Goal of the exercise:
Look through the lines below and extract any with the word "врачей".

* BEGIN Provided entries *

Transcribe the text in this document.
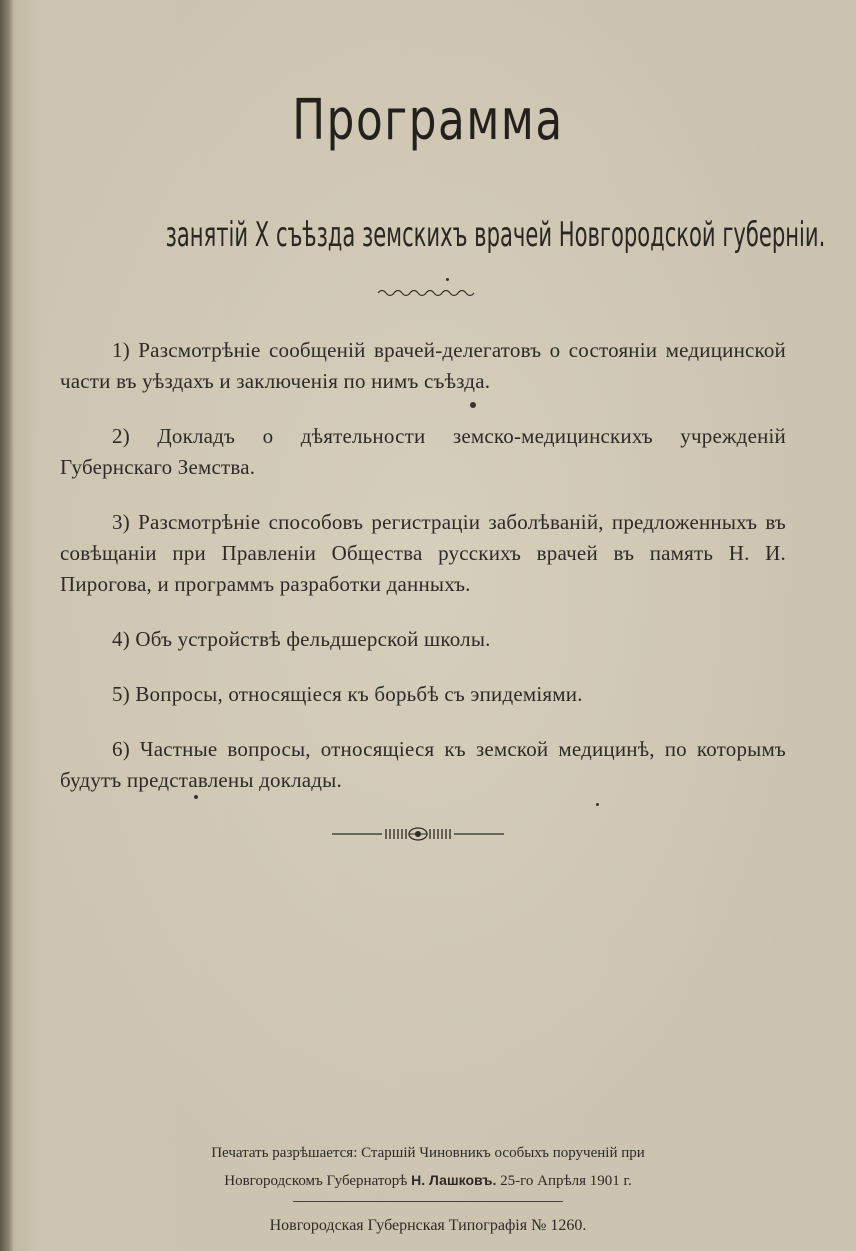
Программа
занятій X съѣзда земскихъ врачей Новгородской губерніи.

1) Разсмотрѣніе сообщеній врачей-делегатовъ о состояніи медицинской части въ уѣздахъ и заключенія по нимъ съѣзда.

2) Докладъ о дѣятельности земско-медицинскихъ учрежденій Губернскаго Земства.

3) Разсмотрѣніе способовъ регистраціи заболѣваній, предложенныхъ въ совѣщаніи при Правленіи Общества русскихъ врачей въ память Н. И. Пирогова, и программъ разработки данныхъ.

4) Объ устройствѣ фельдшерской школы.

5) Вопросы, относящіеся къ борьбѣ съ эпидеміями.

6) Частные вопросы, относящіеся къ земской медицинѣ, по которымъ будутъ представлены доклады.

Печатать разрѣшается: Старшій Чиновникъ особыхъ порученій при
Новгородскомъ Губернаторѣ Н. Лашковъ. 25-го Апрѣля 1901 г.
Новгородская Губернская Типографія № 1260.
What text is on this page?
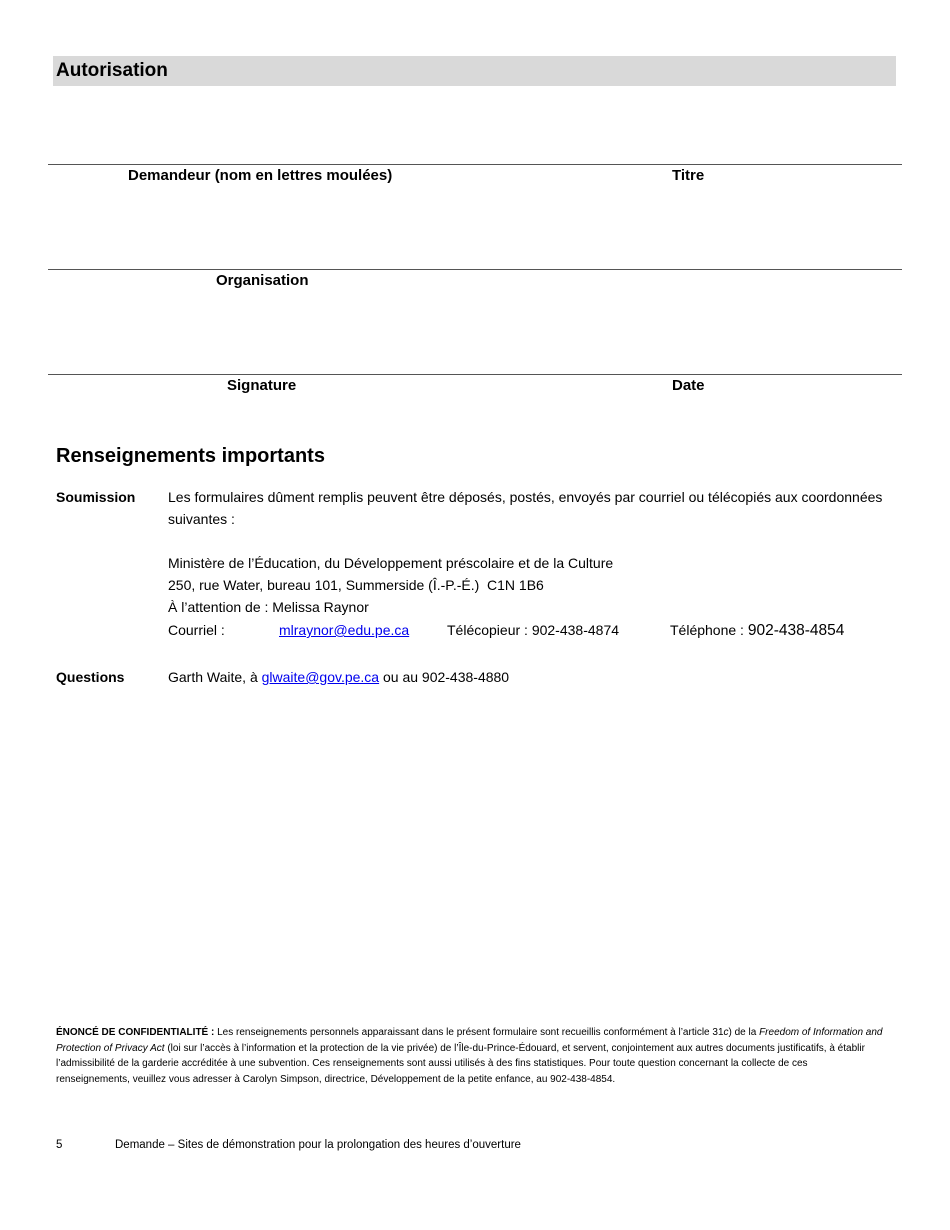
Autorisation
Demandeur (nom en lettres moulées)	Titre
Organisation
Signature	Date
Renseignements importants
Soumission Les formulaires dûment remplis peuvent être déposés, postés, envoyés par courriel ou télécopiés aux coordonnées suivantes :
Ministère de l’Éducation, du Développement préscolaire et de la Culture
250, rue Water, bureau 101, Summerside (Î.-P.-É.)  C1N 1B6
À l’attention de : Melissa Raynor
Courriel :	mlraynor@edu.pe.ca	Télécopieur : 902-438-4874	Téléphone : 902-438-4854
Questions	Garth Waite, à glwaite@gov.pe.ca ou au 902-438-4880
ÉNONCÉ DE CONFIDENTIALITÉ : Les renseignements personnels apparaissant dans le présent formulaire sont recueillis conformément à l’article 31c) de la Freedom of Information and Protection of Privacy Act (loi sur l’accès à l’information et la protection de la vie privée) de l’Île-du-Prince-Édouard, et servent, conjointement aux autres documents justificatifs, à établir l’admissibilité de la garderie accréditée à une subvention. Ces renseignements sont aussi utilisés à des fins statistiques. Pour toute question concernant la collecte de ces renseignements, veuillez vous adresser à Carolyn Simpson, directrice, Développement de la petite enfance, au 902-438-4854.
5	Demande – Sites de démonstration pour la prolongation des heures d’ouverture
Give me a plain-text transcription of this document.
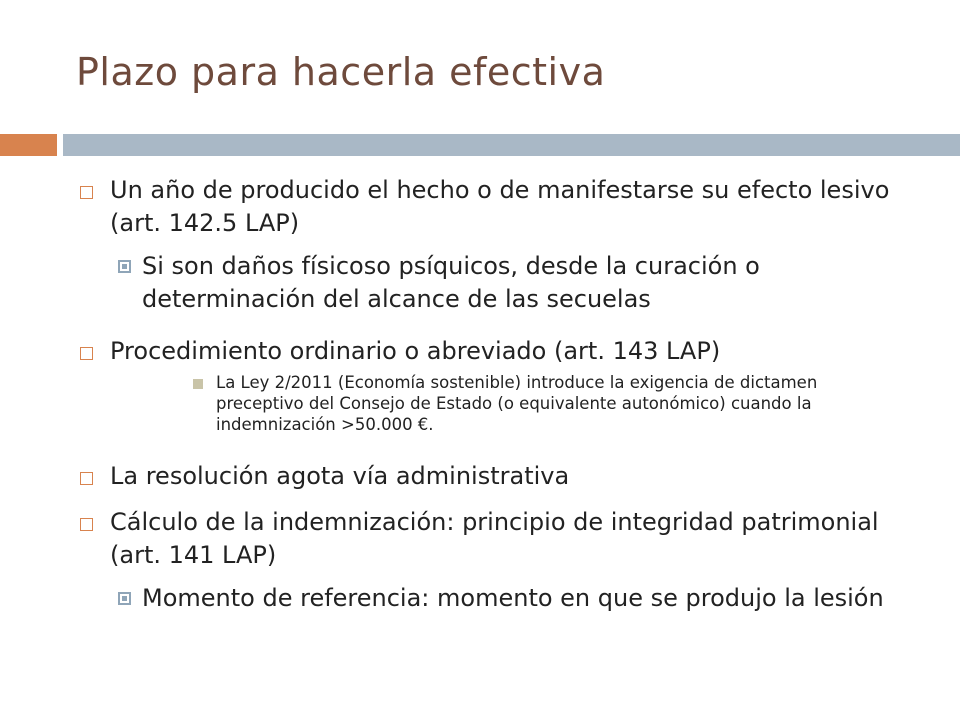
Plazo para hacerla efectiva
Un año de producido el hecho o de manifestarse su efecto lesivo (art. 142.5 LAP)
Si son daños físicoso psíquicos, desde la curación o determinación del alcance de las secuelas
Procedimiento ordinario o abreviado (art. 143 LAP)
La Ley 2/2011 (Economía sostenible) introduce la exigencia de dictamen preceptivo del Consejo de Estado (o equivalente autonómico) cuando la indemnización >50.000 €.
La resolución agota vía administrativa
Cálculo de la indemnización: principio de integridad patrimonial (art. 141 LAP)
Momento de referencia: momento en que se produjo la lesión
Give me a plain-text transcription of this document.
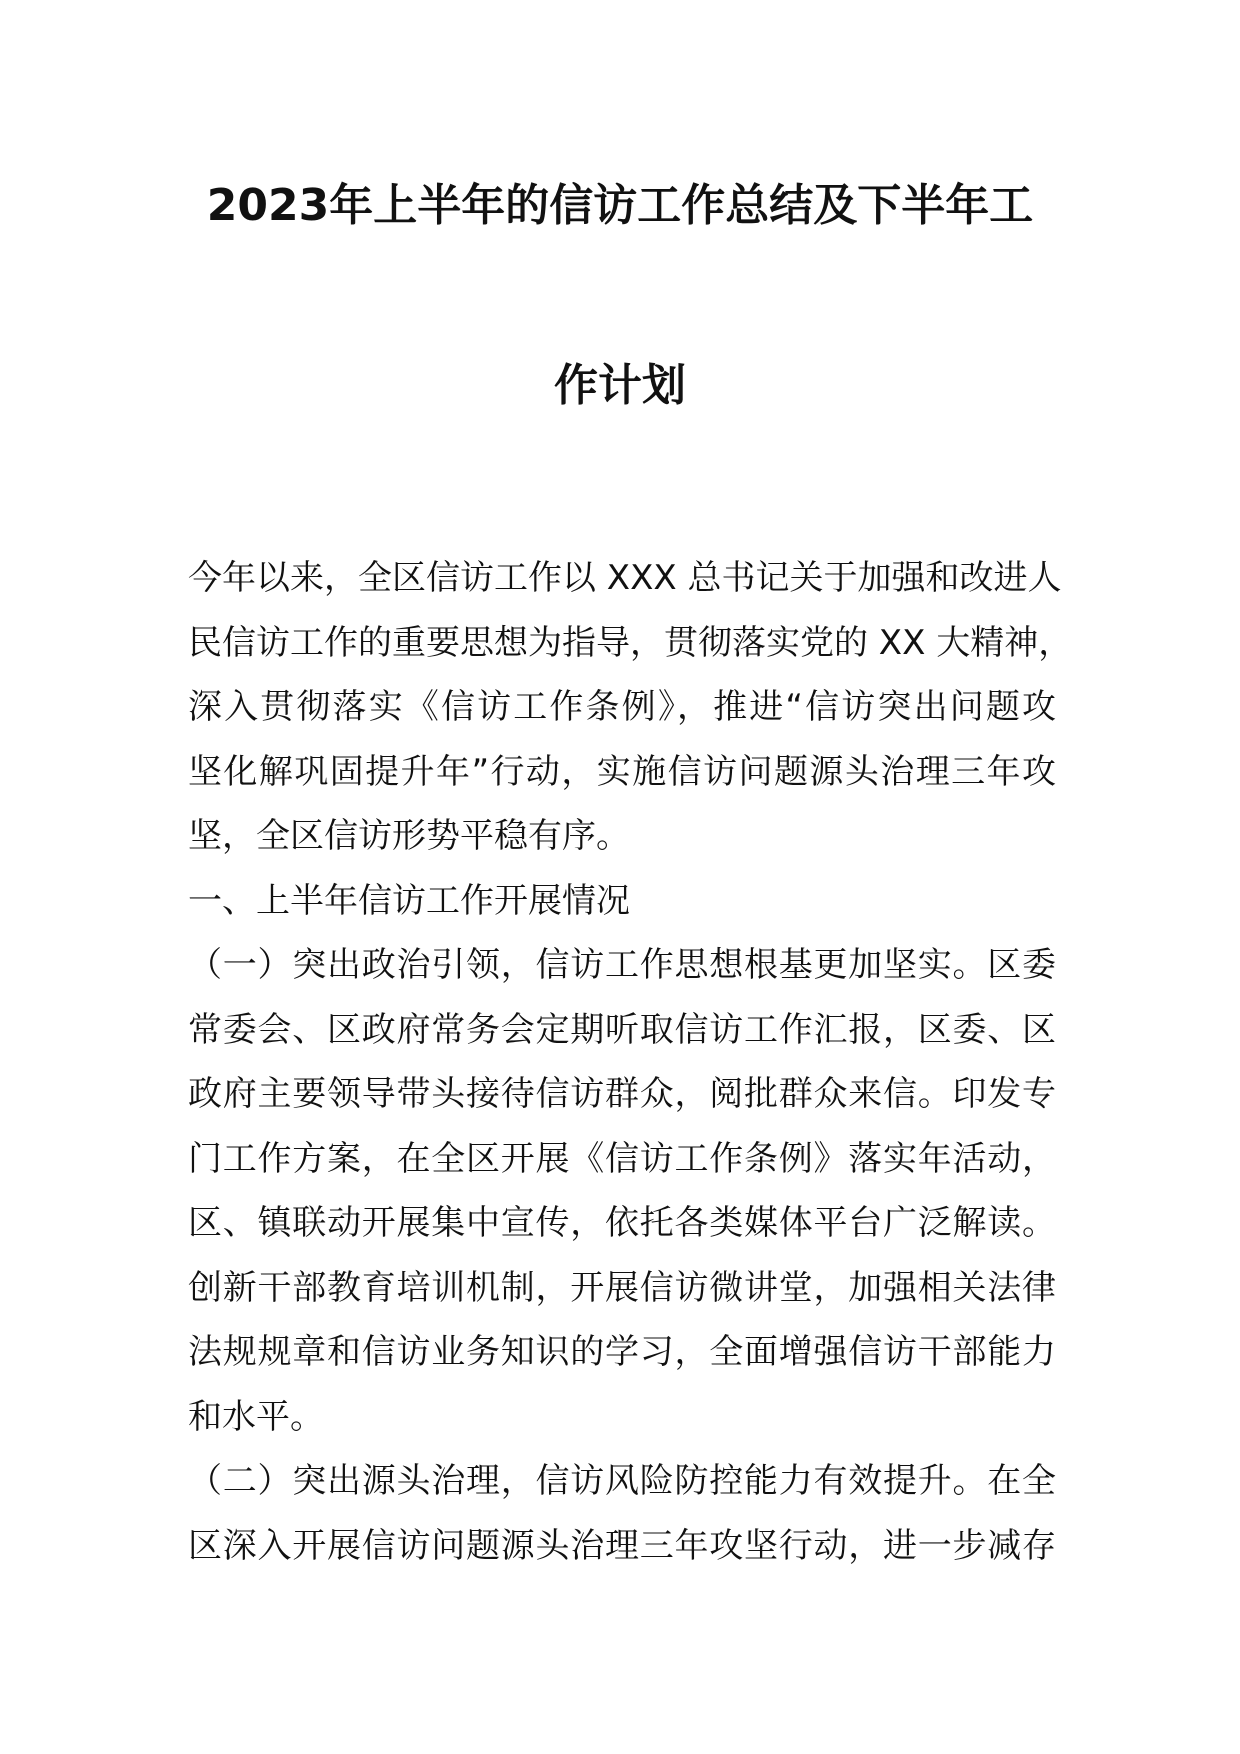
2023年上半年的信访工作总结及下半年工
作计划

今年以来，全区信访工作以 XXX 总书记关于加强和改进人

民信访工作的重要思想为指导，贯彻落实党的 XX 大精神，

深入贯彻落实《信访工作条例》，推进“信访突出问题攻

坚化解巩固提升年”行动，实施信访问题源头治理三年攻

坚，全区信访形势平稳有序。

一、上半年信访工作开展情况

（一）突出政治引领，信访工作思想根基更加坚实。区委

常委会、区政府常务会定期听取信访工作汇报，区委、区

政府主要领导带头接待信访群众，阅批群众来信。印发专

门工作方案，在全区开展《信访工作条例》落实年活动，

区、镇联动开展集中宣传，依托各类媒体平台广泛解读。

创新干部教育培训机制，开展信访微讲堂，加强相关法律

法规规章和信访业务知识的学习，全面增强信访干部能力

和水平。

（二）突出源头治理，信访风险防控能力有效提升。在全

区深入开展信访问题源头治理三年攻坚行动，进一步减存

* END Provided entries *

Exercise result:
занятій X съѣзда земскихъ врачей Новгородской губерніи.
1) Разсмотрѣніе сообщеній врачей-делегатовъ о состояніи медицинской части въ уѣздахъ и заключенія по нимъ съѣзда.
3) Разсмотрѣніе способовъ регистраціи заболѣваній, предложенныхъ въ совѣщаніи при Правленіи Общества русскихъ врачей въ память Н. И. Пирогова, и программъ разработки данныхъ.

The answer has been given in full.